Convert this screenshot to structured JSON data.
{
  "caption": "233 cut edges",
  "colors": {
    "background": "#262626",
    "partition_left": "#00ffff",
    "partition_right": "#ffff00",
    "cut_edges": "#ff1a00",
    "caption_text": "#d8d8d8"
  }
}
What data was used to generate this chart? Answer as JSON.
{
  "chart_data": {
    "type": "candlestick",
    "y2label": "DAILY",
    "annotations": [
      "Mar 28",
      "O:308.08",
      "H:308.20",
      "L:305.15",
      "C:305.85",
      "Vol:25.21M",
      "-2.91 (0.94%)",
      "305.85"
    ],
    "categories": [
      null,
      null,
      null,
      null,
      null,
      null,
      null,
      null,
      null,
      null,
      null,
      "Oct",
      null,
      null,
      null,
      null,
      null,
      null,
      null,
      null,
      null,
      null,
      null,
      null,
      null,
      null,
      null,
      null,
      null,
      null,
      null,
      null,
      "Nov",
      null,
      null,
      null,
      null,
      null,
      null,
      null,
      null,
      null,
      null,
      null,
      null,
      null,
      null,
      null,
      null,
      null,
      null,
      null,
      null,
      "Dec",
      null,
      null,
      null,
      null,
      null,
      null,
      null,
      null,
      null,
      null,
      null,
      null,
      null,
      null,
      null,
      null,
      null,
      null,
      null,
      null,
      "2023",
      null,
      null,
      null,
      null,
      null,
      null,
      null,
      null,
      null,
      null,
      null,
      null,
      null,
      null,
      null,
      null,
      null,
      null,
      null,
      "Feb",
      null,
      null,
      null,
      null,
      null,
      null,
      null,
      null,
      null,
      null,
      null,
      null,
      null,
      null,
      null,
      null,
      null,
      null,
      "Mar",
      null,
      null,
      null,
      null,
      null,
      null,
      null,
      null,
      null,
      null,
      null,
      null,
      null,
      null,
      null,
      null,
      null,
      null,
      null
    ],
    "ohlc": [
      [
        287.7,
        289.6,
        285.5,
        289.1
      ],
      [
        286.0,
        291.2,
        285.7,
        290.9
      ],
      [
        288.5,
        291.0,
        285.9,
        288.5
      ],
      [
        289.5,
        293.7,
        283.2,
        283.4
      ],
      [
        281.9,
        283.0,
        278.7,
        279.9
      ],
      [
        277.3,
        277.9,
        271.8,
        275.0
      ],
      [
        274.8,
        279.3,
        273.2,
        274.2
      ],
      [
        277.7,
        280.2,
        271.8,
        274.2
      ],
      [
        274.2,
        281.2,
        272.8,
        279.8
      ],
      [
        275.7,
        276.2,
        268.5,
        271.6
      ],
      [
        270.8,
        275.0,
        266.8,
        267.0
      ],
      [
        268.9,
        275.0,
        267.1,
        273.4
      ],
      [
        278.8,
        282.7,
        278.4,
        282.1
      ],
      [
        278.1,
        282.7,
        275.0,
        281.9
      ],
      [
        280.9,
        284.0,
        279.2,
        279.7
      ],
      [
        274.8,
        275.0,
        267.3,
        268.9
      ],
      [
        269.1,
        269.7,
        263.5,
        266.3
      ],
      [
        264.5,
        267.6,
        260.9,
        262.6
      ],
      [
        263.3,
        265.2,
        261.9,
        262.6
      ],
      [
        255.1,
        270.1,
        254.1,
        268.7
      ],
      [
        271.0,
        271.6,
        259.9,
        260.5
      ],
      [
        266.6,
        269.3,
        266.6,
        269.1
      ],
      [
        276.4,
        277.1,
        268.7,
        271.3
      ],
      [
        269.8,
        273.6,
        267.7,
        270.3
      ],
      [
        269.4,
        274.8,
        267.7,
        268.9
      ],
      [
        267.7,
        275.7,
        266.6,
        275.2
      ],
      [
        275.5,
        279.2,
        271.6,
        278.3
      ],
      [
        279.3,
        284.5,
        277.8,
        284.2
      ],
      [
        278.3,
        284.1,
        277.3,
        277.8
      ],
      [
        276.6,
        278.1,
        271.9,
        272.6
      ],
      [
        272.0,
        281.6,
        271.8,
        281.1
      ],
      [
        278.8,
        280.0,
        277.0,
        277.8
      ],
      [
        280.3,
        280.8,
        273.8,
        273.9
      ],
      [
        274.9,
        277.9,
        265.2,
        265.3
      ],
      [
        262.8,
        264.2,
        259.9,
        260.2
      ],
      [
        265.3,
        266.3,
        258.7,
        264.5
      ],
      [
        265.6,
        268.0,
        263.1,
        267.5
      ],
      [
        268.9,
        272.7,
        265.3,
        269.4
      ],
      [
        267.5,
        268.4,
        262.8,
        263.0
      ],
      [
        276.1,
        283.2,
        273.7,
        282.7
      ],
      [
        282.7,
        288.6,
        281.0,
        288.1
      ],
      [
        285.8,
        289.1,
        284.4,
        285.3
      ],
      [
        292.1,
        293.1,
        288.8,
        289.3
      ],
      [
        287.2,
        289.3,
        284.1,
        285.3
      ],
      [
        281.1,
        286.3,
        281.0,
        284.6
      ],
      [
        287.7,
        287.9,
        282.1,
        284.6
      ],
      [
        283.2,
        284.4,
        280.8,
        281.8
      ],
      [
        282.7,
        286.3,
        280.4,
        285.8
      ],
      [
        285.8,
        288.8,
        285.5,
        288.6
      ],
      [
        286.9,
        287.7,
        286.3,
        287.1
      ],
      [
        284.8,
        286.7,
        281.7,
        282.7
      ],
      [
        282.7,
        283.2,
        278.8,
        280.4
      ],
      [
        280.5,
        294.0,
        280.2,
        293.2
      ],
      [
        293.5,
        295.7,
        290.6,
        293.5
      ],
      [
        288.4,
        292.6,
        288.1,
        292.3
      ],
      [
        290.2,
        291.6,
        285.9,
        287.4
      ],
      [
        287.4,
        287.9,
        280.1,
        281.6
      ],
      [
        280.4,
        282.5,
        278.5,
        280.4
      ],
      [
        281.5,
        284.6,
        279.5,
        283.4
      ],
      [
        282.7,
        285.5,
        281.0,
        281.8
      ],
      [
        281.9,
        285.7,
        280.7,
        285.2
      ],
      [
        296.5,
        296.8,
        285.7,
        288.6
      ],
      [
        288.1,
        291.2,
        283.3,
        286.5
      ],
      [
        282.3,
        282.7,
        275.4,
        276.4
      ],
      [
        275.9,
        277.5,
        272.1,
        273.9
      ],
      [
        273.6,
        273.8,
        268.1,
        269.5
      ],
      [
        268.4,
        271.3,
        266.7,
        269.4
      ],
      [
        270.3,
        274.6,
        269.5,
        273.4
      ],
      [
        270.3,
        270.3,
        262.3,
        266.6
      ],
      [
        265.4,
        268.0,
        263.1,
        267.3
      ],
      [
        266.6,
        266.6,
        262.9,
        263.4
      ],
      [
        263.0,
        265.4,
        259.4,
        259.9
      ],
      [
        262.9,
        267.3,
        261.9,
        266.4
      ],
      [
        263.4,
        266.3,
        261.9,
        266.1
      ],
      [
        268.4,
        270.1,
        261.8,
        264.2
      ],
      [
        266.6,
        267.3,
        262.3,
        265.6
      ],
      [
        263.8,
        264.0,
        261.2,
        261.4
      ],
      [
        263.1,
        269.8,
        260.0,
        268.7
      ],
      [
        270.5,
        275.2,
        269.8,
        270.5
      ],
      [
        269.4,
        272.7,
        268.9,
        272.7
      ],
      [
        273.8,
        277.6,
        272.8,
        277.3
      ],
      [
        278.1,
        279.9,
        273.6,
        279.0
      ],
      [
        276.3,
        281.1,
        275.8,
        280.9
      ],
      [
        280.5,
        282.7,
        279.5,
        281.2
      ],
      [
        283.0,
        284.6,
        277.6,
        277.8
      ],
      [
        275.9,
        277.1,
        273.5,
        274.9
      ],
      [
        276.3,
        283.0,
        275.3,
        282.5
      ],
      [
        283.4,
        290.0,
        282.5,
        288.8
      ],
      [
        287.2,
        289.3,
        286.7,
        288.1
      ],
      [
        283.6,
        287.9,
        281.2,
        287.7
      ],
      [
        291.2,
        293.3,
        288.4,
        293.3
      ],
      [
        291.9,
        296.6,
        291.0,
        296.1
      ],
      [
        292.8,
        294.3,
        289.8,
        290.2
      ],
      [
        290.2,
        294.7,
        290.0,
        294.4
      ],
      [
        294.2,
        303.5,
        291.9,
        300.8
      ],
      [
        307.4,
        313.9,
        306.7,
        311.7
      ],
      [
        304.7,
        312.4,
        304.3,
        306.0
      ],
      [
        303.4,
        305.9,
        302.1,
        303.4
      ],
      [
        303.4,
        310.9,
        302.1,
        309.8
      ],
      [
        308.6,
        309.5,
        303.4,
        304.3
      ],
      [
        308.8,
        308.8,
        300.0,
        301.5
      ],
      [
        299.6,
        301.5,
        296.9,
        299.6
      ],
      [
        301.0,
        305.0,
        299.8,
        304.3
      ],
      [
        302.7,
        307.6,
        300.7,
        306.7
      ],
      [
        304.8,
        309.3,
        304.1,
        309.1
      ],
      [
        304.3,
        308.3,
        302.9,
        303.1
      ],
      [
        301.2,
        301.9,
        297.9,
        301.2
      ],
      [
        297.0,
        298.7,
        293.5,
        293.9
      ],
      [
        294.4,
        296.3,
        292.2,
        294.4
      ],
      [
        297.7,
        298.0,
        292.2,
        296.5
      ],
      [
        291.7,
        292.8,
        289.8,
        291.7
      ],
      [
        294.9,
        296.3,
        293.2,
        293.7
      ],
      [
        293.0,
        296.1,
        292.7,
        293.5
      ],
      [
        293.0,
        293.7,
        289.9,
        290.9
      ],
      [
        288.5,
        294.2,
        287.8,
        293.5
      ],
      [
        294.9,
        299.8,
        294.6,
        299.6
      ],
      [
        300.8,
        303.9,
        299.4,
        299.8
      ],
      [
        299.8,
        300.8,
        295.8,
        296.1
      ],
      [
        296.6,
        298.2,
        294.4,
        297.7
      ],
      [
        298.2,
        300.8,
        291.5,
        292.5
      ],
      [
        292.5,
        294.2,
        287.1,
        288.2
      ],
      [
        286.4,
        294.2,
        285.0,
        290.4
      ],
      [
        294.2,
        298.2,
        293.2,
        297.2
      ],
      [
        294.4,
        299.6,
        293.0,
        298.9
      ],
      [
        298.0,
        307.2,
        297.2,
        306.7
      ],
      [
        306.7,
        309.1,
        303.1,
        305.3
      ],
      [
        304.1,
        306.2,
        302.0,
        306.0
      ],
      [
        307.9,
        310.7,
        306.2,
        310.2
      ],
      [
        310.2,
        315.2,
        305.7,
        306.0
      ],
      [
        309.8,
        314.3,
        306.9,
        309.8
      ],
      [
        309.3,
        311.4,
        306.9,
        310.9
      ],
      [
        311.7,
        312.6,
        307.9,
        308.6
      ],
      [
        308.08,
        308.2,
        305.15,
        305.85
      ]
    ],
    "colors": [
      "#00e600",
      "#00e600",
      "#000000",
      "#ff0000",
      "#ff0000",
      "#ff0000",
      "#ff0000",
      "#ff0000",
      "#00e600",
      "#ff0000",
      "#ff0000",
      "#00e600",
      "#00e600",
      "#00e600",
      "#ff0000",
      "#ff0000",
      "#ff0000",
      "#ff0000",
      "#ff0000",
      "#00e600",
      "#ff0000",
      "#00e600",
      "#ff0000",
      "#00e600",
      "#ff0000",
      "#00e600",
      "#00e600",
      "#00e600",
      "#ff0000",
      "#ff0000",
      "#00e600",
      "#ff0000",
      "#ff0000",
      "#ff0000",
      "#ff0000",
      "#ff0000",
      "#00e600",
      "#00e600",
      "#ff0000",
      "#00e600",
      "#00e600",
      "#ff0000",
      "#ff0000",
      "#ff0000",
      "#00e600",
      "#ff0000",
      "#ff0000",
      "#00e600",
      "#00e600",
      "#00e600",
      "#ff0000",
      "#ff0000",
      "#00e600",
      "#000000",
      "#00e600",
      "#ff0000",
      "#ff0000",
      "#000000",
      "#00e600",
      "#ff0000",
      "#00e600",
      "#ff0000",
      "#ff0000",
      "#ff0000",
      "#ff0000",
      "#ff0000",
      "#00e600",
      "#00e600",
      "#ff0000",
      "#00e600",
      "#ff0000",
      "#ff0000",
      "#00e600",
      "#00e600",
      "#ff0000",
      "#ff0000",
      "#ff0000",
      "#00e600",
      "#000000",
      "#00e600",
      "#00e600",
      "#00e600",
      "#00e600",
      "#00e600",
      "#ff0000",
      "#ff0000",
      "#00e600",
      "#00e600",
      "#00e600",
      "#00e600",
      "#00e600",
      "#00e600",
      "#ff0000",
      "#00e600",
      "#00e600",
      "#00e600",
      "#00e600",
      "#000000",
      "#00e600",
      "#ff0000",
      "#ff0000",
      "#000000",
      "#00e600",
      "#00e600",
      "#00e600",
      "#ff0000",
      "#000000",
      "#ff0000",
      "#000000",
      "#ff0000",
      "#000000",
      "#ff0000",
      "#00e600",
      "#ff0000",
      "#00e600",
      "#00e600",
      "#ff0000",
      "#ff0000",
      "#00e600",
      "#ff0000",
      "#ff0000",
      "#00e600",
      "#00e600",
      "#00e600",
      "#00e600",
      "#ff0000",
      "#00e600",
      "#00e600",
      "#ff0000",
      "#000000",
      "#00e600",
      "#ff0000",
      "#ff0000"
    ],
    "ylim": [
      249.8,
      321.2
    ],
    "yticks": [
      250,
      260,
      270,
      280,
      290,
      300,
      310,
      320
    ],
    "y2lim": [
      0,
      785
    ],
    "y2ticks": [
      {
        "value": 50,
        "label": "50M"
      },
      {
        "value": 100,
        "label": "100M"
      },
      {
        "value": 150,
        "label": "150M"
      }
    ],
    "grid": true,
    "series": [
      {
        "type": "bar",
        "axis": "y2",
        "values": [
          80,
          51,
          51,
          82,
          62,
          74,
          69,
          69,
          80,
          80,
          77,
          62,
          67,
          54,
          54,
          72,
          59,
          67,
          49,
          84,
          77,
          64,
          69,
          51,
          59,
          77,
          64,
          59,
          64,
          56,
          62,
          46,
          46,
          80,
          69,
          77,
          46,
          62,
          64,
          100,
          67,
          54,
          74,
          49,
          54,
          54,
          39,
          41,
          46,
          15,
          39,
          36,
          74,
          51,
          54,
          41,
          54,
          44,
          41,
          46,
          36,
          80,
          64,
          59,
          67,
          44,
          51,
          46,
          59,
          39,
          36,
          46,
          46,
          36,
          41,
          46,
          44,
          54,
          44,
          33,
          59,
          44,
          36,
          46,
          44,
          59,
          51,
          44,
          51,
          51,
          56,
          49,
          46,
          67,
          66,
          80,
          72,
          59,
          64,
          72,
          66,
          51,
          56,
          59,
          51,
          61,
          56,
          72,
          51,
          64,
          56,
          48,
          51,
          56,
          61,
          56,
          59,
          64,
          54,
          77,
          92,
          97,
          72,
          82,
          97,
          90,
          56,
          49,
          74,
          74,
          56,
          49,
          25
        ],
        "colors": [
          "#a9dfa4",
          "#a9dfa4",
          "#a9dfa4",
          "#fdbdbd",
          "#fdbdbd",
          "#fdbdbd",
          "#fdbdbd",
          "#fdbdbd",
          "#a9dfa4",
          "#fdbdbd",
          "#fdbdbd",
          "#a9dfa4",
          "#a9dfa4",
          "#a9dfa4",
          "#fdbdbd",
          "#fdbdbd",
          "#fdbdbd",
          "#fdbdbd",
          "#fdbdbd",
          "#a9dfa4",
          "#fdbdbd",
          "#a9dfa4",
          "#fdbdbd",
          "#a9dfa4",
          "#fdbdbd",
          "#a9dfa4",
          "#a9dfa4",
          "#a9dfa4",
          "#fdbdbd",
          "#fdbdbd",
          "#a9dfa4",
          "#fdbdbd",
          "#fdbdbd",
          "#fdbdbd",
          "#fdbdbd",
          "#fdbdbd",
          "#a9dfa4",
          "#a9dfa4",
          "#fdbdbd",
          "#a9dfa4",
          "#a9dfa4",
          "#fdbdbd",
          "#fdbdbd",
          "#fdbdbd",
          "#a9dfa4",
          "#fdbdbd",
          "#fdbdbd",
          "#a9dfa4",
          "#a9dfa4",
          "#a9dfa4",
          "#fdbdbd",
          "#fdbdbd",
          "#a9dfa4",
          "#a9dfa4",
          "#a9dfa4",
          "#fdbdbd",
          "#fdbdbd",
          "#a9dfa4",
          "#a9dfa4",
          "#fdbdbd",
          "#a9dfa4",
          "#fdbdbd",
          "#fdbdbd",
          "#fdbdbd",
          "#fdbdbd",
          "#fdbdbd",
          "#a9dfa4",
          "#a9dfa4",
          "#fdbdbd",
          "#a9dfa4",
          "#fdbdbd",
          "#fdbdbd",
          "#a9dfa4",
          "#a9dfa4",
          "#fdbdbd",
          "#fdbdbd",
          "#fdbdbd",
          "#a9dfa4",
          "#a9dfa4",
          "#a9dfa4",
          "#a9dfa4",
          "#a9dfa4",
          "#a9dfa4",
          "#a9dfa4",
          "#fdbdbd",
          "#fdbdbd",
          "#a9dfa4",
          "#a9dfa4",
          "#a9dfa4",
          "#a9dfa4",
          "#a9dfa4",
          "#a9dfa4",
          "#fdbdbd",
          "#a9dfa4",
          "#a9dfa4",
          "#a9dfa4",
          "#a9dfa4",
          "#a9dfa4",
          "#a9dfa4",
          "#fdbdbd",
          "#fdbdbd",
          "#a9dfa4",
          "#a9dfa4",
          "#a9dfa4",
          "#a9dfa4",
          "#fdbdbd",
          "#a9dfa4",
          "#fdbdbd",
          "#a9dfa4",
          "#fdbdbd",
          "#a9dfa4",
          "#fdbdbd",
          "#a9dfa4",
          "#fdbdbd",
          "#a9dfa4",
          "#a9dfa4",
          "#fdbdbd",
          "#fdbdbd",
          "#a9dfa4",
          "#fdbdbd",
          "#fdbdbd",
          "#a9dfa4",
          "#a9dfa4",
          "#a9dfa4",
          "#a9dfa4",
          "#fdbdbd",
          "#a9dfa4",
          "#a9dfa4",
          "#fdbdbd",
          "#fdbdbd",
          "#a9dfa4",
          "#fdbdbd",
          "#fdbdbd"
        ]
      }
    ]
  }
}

EXERCISE: Take every line from the data that contains the word "this".

ANSWER TO THE PROBLEM:
Convert this screenshot to structured JSON data.
What data was used to generate this chart? Answer as JSON.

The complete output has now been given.